[Records contained in a dataset]
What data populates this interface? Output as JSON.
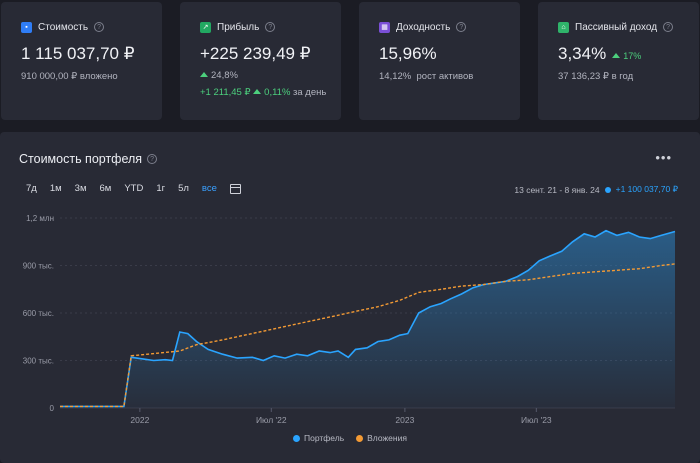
{
  "cards": [
    {
      "title": "Стоимость",
      "value": "1 115 037,70 ₽",
      "sub": "910 000,00 ₽ вложено",
      "icon": "wallet-icon",
      "icon_color": "#2f7df6"
    },
    {
      "title": "Прибыль",
      "value": "+225 239,49 ₽",
      "pct": "24,8%",
      "day_abs": "+1 211,45 ₽",
      "day_pct": "0,11%",
      "day_label": "за день",
      "icon": "chart-icon",
      "icon_color": "#22a862"
    },
    {
      "title": "Доходность",
      "value": "15,96%",
      "sub_val": "14,12%",
      "sub_label": "рост активов",
      "icon": "calendar-icon",
      "icon_color": "#7a4fd6"
    },
    {
      "title": "Пассивный доход",
      "value": "3,34%",
      "badge": "17%",
      "sub": "37 136,23 ₽ в год",
      "icon": "house-icon",
      "icon_color": "#2fb36a"
    }
  ],
  "panel": {
    "title": "Стоимость портфеля",
    "ranges": [
      "7д",
      "1м",
      "3м",
      "6м",
      "YTD",
      "1г",
      "5л",
      "все"
    ],
    "active_range": "все",
    "period": "13 сент. 21 - 8 янв. 24",
    "period_change": "+1 100 037,70 ₽"
  },
  "chart_data": {
    "type": "area",
    "x_ticks": [
      "2022",
      "Июл '22",
      "2023",
      "Июл '23"
    ],
    "y_ticks": [
      "0",
      "300 тыс.",
      "600 тыс.",
      "900 тыс.",
      "1,2 млн"
    ],
    "ylim": [
      0,
      1200000
    ],
    "x_start": "2021-09-13",
    "x_end": "2024-01-08",
    "legend_position": "bottom",
    "series": [
      {
        "name": "Портфель",
        "color": "#2aa4ff",
        "x": [
          "2021-09-13",
          "2021-12-10",
          "2021-12-20",
          "2022-01-05",
          "2022-01-20",
          "2022-02-05",
          "2022-02-15",
          "2022-02-25",
          "2022-03-08",
          "2022-03-20",
          "2022-04-05",
          "2022-04-25",
          "2022-05-15",
          "2022-06-05",
          "2022-06-20",
          "2022-07-05",
          "2022-07-20",
          "2022-08-05",
          "2022-08-20",
          "2022-09-05",
          "2022-09-20",
          "2022-10-01",
          "2022-10-15",
          "2022-10-25",
          "2022-11-10",
          "2022-11-25",
          "2022-12-10",
          "2022-12-25",
          "2023-01-05",
          "2023-01-20",
          "2023-02-05",
          "2023-02-20",
          "2023-03-05",
          "2023-03-20",
          "2023-04-05",
          "2023-04-20",
          "2023-05-05",
          "2023-05-20",
          "2023-06-05",
          "2023-06-20",
          "2023-07-05",
          "2023-07-20",
          "2023-08-05",
          "2023-08-20",
          "2023-09-05",
          "2023-09-20",
          "2023-10-05",
          "2023-10-20",
          "2023-11-05",
          "2023-11-20",
          "2023-12-05",
          "2023-12-20",
          "2024-01-08"
        ],
        "values": [
          10000,
          10000,
          320000,
          310000,
          300000,
          305000,
          300000,
          480000,
          470000,
          420000,
          370000,
          340000,
          315000,
          320000,
          300000,
          330000,
          315000,
          340000,
          330000,
          360000,
          350000,
          360000,
          320000,
          370000,
          380000,
          420000,
          430000,
          460000,
          470000,
          600000,
          640000,
          660000,
          690000,
          720000,
          760000,
          780000,
          790000,
          800000,
          830000,
          870000,
          930000,
          960000,
          990000,
          1050000,
          1100000,
          1080000,
          1120000,
          1090000,
          1110000,
          1080000,
          1070000,
          1090000,
          1115000
        ]
      },
      {
        "name": "Вложения",
        "color": "#f39a34",
        "x": [
          "2021-09-13",
          "2021-12-10",
          "2021-12-20",
          "2022-02-25",
          "2022-03-20",
          "2022-04-25",
          "2022-05-25",
          "2022-06-25",
          "2022-07-25",
          "2022-08-25",
          "2022-09-25",
          "2022-10-25",
          "2022-11-25",
          "2022-12-25",
          "2023-01-20",
          "2023-02-20",
          "2023-03-20",
          "2023-04-20",
          "2023-05-20",
          "2023-06-20",
          "2023-07-20",
          "2023-08-20",
          "2023-09-20",
          "2023-10-20",
          "2023-11-20",
          "2023-12-20",
          "2024-01-08"
        ],
        "values": [
          10000,
          10000,
          330000,
          360000,
          400000,
          430000,
          460000,
          490000,
          520000,
          550000,
          580000,
          610000,
          640000,
          680000,
          730000,
          750000,
          770000,
          780000,
          800000,
          810000,
          830000,
          850000,
          860000,
          870000,
          880000,
          900000,
          910000
        ]
      }
    ]
  }
}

- [Short exercise]
Find and copy every line in the entries above where the string "title" occurs.

- [Exercise result]
      "title": "Стоимость",
      "title": "Прибыль",
      "title": "Доходность",
      "title": "Пассивный доход",
    "title": "Стоимость портфеля",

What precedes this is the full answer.